▶ _Exercise aim_:
Without changing a character, return the entries, but not the images they hold.

▶ _Stored data_:

++++

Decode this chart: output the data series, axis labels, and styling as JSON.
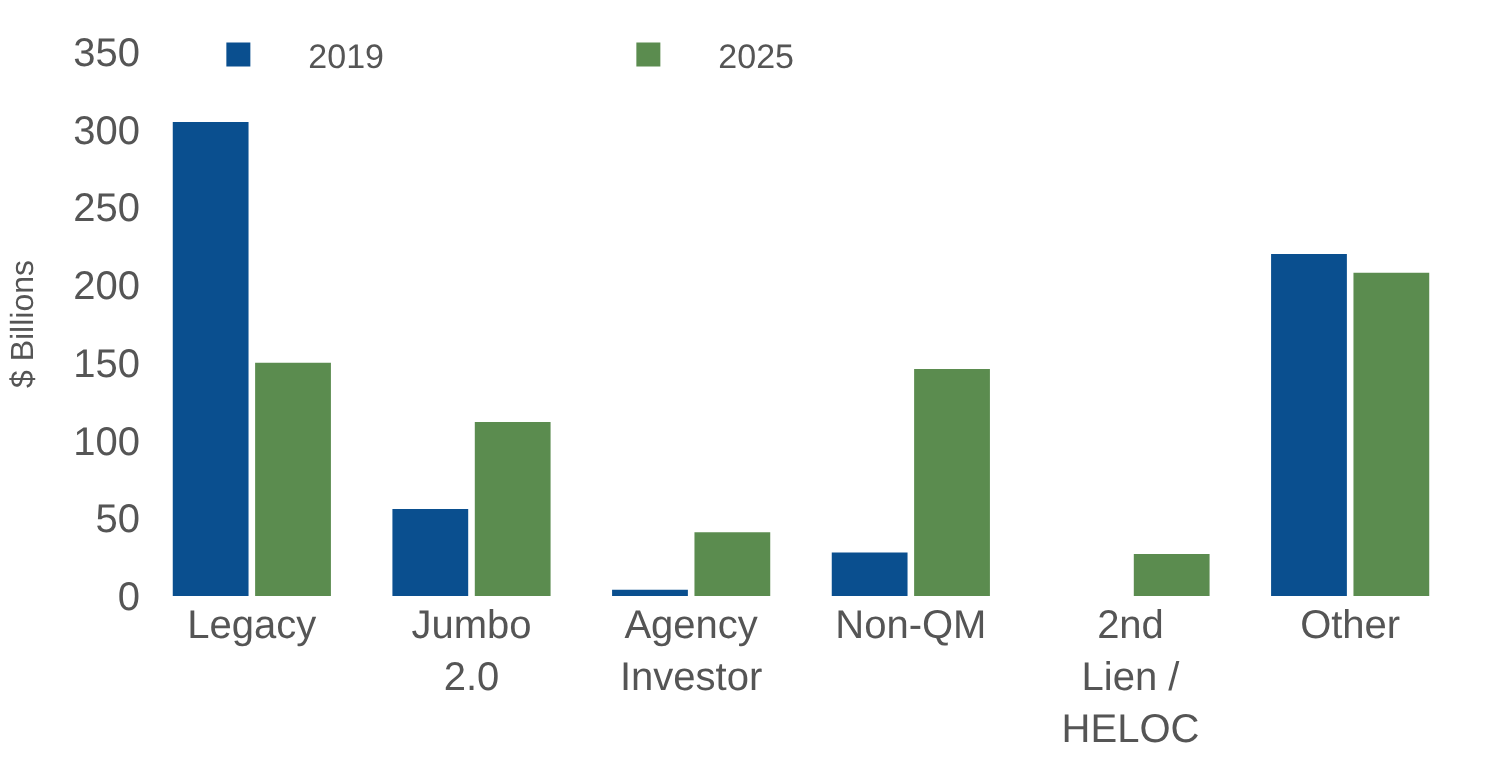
{
  "chart_data": {
    "type": "bar",
    "ylabel": "$ Billions",
    "categories": [
      "Legacy",
      "Jumbo\n2.0",
      "Agency\nInvestor",
      "Non-QM",
      "2nd\nLien /\nHELOC",
      "Other"
    ],
    "series": [
      {
        "name": "2019",
        "color": "#0a4f8f",
        "values": [
          305,
          56,
          4,
          28,
          null,
          220
        ]
      },
      {
        "name": "2025",
        "color": "#5b8c4f",
        "values": [
          150,
          112,
          41,
          146,
          27,
          208
        ]
      }
    ],
    "ylim": [
      0,
      350
    ],
    "yticks": [
      0,
      50,
      100,
      150,
      200,
      250,
      300,
      350
    ],
    "legend": "top"
  }
}
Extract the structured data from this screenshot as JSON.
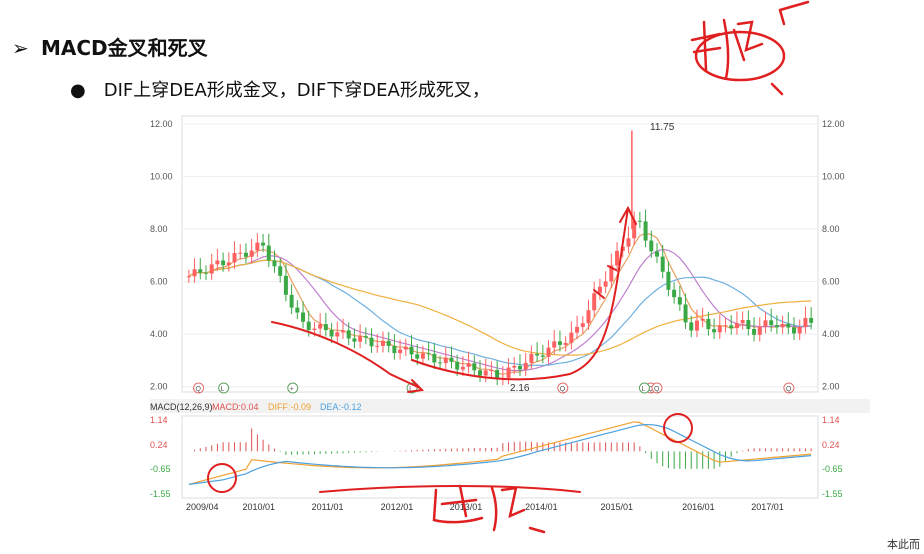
{
  "slide": {
    "heading_marker": "➢",
    "heading": "MACD金叉和死叉",
    "bullet_marker": "●",
    "bullet": "DIF上穿DEA形成金叉，DIF下穿DEA形成死叉，",
    "corner_text": "本此而"
  },
  "annotations": {
    "handwriting_top": "新低",
    "handwriting_bottom": "背离",
    "ink_color": "#e02020"
  },
  "chart_data": [
    {
      "type": "candlestick",
      "title": "",
      "y_ticks": [
        "12.00",
        "10.00",
        "8.00",
        "6.00",
        "4.00",
        "2.00"
      ],
      "ylim": [
        1.8,
        12.3
      ],
      "peak_label": "11.75",
      "low_label": "2.16",
      "event_markers": [
        "Q",
        "L",
        "+",
        "L",
        "Q",
        "Q",
        "L",
        "Q",
        "Q"
      ],
      "ma_colors": [
        "#e8a060",
        "#c080d0",
        "#70b0e0",
        "#f0b040"
      ],
      "up_color": "#ff6060",
      "down_color": "#3aa845"
    },
    {
      "type": "macd",
      "legend": {
        "name": "MACD(12,26,9)",
        "macd": "MACD:0.04",
        "diff": "DIFF:-0.09",
        "dea": "DEA:-0.12"
      },
      "legend_colors": {
        "macd": "#e05050",
        "diff": "#f0a030",
        "dea": "#4aa0e0"
      },
      "y_ticks": [
        "1.14",
        "0.24",
        "-0.65",
        "-1.55"
      ],
      "ylim": [
        -1.55,
        1.14
      ],
      "x_labels": [
        "2009/04",
        "2010/01",
        "2011/01",
        "2012/01",
        "2013/01",
        "2014/01",
        "2015/01",
        "2016/01",
        "2017/01"
      ]
    }
  ]
}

++++

▶ _Exercise output_:
Decode this chart: output the data series, axis labels, and styling as JSON.
{
  "chart_data": {
    "type": "bar",
    "ylabel": "$ Billions",
    "categories": [
      "Legacy",
      "Jumbo\n2.0",
      "Agency\nInvestor",
      "Non-QM",
      "2nd\nLien /\nHELOC",
      "Other"
    ],
    "series": [
      {
        "name": "2019",
        "color": "#0a4f8f",
        "values": [
          305,
          56,
          4,
          28,
          null,
          220
        ]
      },
      {
        "name": "2025",
        "color": "#5b8c4f",
        "values": [
          150,
          112,
          41,
          146,
          27,
          208
        ]
      }
    ],
    "ylim": [
      0,
      350
    ],
    "yticks": [
      0,
      50,
      100,
      150,
      200,
      250,
      300,
      350
    ],
    "legend": "top"
  }
}
Extract the structured data from this screenshot as JSON.
{
  "slide": {
    "heading_marker": "➢",
    "heading": "MACD金叉和死叉",
    "bullet_marker": "●",
    "bullet": "DIF上穿DEA形成金叉，DIF下穿DEA形成死叉，",
    "corner_text": "本此而"
  },
  "annotations": {
    "handwriting_top": "新低",
    "handwriting_bottom": "背离",
    "ink_color": "#e02020"
  },
  "chart_data": [
    {
      "type": "candlestick",
      "title": "",
      "y_ticks": [
        "12.00",
        "10.00",
        "8.00",
        "6.00",
        "4.00",
        "2.00"
      ],
      "ylim": [
        1.8,
        12.3
      ],
      "peak_label": "11.75",
      "low_label": "2.16",
      "event_markers": [
        "Q",
        "L",
        "+",
        "L",
        "Q",
        "Q",
        "L",
        "Q",
        "Q"
      ],
      "ma_colors": [
        "#e8a060",
        "#c080d0",
        "#70b0e0",
        "#f0b040"
      ],
      "up_color": "#ff6060",
      "down_color": "#3aa845"
    },
    {
      "type": "macd",
      "legend": {
        "name": "MACD(12,26,9)",
        "macd": "MACD:0.04",
        "diff": "DIFF:-0.09",
        "dea": "DEA:-0.12"
      },
      "legend_colors": {
        "macd": "#e05050",
        "diff": "#f0a030",
        "dea": "#4aa0e0"
      },
      "y_ticks": [
        "1.14",
        "0.24",
        "-0.65",
        "-1.55"
      ],
      "ylim": [
        -1.55,
        1.14
      ],
      "x_labels": [
        "2009/04",
        "2010/01",
        "2011/01",
        "2012/01",
        "2013/01",
        "2014/01",
        "2015/01",
        "2016/01",
        "2017/01"
      ]
    }
  ]
}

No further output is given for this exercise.